**Data records**
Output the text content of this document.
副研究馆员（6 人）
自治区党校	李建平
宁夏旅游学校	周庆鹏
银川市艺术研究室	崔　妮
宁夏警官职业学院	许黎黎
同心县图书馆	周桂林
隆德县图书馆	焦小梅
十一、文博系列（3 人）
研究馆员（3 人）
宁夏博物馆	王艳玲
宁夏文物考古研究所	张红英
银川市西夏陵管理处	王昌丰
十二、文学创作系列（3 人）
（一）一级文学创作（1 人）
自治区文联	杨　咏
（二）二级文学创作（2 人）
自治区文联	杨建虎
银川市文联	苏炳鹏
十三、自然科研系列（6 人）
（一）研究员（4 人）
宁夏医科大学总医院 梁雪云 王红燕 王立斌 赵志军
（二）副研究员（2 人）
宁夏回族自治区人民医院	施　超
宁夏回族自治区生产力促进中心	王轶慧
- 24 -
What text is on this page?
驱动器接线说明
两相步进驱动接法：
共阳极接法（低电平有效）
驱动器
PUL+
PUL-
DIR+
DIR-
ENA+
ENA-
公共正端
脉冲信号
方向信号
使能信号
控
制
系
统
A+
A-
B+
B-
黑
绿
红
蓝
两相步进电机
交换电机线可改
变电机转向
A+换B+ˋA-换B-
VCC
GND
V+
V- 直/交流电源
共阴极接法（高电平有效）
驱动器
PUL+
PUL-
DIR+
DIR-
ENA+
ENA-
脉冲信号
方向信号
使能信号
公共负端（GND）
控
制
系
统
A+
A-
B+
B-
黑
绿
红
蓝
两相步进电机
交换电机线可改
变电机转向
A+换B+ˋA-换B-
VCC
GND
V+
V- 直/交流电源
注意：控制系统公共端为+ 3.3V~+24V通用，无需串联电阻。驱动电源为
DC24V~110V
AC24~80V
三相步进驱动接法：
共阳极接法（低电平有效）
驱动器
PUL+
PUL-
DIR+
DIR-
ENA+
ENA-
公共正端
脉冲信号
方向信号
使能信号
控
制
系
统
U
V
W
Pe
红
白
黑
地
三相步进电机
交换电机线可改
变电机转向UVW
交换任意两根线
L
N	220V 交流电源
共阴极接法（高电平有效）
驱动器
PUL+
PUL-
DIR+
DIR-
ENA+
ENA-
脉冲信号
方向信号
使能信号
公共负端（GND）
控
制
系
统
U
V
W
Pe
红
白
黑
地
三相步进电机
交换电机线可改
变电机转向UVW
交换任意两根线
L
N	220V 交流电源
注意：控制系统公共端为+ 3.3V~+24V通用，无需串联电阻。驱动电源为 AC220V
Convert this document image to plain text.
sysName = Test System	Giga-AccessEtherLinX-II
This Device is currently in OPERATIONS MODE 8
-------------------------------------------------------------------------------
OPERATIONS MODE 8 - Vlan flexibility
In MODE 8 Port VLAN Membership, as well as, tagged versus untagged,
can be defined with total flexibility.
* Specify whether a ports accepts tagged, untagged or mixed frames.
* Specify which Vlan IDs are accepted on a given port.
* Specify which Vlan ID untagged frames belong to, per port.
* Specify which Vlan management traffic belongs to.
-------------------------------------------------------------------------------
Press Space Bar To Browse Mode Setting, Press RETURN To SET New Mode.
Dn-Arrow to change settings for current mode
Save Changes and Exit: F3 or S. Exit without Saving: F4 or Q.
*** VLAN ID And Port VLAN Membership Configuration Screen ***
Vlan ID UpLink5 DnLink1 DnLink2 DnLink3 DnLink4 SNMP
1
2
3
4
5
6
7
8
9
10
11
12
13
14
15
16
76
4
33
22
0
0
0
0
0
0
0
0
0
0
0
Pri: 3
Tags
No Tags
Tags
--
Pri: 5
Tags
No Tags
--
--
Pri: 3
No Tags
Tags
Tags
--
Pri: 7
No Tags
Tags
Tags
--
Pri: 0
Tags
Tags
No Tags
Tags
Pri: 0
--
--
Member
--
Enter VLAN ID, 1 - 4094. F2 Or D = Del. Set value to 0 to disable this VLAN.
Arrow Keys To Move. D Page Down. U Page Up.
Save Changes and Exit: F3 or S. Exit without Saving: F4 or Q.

**Brief**
Which lines hold the string "OPERATIONS"? List them all.

**Answer for the task**
This Device is currently in OPERATIONS MODE 8
OPERATIONS MODE 8 - Vlan flexibility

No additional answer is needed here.